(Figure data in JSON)
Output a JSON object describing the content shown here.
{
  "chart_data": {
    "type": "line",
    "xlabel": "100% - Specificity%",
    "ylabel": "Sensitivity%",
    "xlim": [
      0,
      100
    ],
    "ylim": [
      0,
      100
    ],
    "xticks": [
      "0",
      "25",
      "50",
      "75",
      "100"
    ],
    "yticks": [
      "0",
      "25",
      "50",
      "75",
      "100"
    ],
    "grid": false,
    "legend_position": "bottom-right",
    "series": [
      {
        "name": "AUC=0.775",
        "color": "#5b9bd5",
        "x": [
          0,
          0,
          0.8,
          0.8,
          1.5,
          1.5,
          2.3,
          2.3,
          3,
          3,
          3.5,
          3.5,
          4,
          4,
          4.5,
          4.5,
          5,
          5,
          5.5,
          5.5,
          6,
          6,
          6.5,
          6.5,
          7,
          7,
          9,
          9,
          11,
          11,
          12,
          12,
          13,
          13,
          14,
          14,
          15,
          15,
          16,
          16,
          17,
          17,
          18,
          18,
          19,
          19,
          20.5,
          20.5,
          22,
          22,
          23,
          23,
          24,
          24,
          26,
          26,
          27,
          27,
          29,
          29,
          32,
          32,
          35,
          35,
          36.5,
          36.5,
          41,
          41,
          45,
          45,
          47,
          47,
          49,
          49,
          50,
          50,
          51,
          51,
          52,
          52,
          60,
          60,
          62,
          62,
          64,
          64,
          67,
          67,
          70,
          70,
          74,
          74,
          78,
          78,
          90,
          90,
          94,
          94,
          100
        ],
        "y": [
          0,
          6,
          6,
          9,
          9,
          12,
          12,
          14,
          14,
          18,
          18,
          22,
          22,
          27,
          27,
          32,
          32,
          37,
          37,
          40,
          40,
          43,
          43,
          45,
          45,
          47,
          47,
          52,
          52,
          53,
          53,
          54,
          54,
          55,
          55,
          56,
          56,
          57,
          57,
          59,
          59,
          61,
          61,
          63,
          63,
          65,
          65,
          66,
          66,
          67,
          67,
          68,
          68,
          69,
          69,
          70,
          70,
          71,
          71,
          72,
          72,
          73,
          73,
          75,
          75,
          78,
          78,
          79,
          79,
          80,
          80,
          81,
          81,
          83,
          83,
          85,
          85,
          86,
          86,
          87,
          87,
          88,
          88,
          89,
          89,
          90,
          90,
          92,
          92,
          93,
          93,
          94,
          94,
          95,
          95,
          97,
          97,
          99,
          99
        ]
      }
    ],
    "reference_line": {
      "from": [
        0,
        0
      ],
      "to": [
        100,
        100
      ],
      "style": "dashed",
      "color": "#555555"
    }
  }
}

SHORT PROBLEM. Transcribe every entry word for word.

RESULT OF THE TASK.
Output a JSON object describing the content shown here.
{
  "chart_data": {
    "type": "line",
    "xlabel": "100% - Specificity%",
    "ylabel": "Sensitivity%",
    "xlim": [
      0,
      100
    ],
    "ylim": [
      0,
      100
    ],
    "xticks": [
      "0",
      "25",
      "50",
      "75",
      "100"
    ],
    "yticks": [
      "0",
      "25",
      "50",
      "75",
      "100"
    ],
    "grid": false,
    "legend_position": "bottom-right",
    "series": [
      {
        "name": "AUC=0.775",
        "color": "#5b9bd5",
        "x": [
          0,
          0,
          0.8,
          0.8,
          1.5,
          1.5,
          2.3,
          2.3,
          3,
          3,
          3.5,
          3.5,
          4,
          4,
          4.5,
          4.5,
          5,
          5,
          5.5,
          5.5,
          6,
          6,
          6.5,
          6.5,
          7,
          7,
          9,
          9,
          11,
          11,
          12,
          12,
          13,
          13,
          14,
          14,
          15,
          15,
          16,
          16,
          17,
          17,
          18,
          18,
          19,
          19,
          20.5,
          20.5,
          22,
          22,
          23,
          23,
          24,
          24,
          26,
          26,
          27,
          27,
          29,
          29,
          32,
          32,
          35,
          35,
          36.5,
          36.5,
          41,
          41,
          45,
          45,
          47,
          47,
          49,
          49,
          50,
          50,
          51,
          51,
          52,
          52,
          60,
          60,
          62,
          62,
          64,
          64,
          67,
          67,
          70,
          70,
          74,
          74,
          78,
          78,
          90,
          90,
          94,
          94,
          100
        ],
        "y": [
          0,
          6,
          6,
          9,
          9,
          12,
          12,
          14,
          14,
          18,
          18,
          22,
          22,
          27,
          27,
          32,
          32,
          37,
          37,
          40,
          40,
          43,
          43,
          45,
          45,
          47,
          47,
          52,
          52,
          53,
          53,
          54,
          54,
          55,
          55,
          56,
          56,
          57,
          57,
          59,
          59,
          61,
          61,
          63,
          63,
          65,
          65,
          66,
          66,
          67,
          67,
          68,
          68,
          69,
          69,
          70,
          70,
          71,
          71,
          72,
          72,
          73,
          73,
          75,
          75,
          78,
          78,
          79,
          79,
          80,
          80,
          81,
          81,
          83,
          83,
          85,
          85,
          86,
          86,
          87,
          87,
          88,
          88,
          89,
          89,
          90,
          90,
          92,
          92,
          93,
          93,
          94,
          94,
          95,
          95,
          97,
          97,
          99,
          99
        ]
      }
    ],
    "reference_line": {
      "from": [
        0,
        0
      ],
      "to": [
        100,
        100
      ],
      "style": "dashed",
      "color": "#555555"
    }
  }
}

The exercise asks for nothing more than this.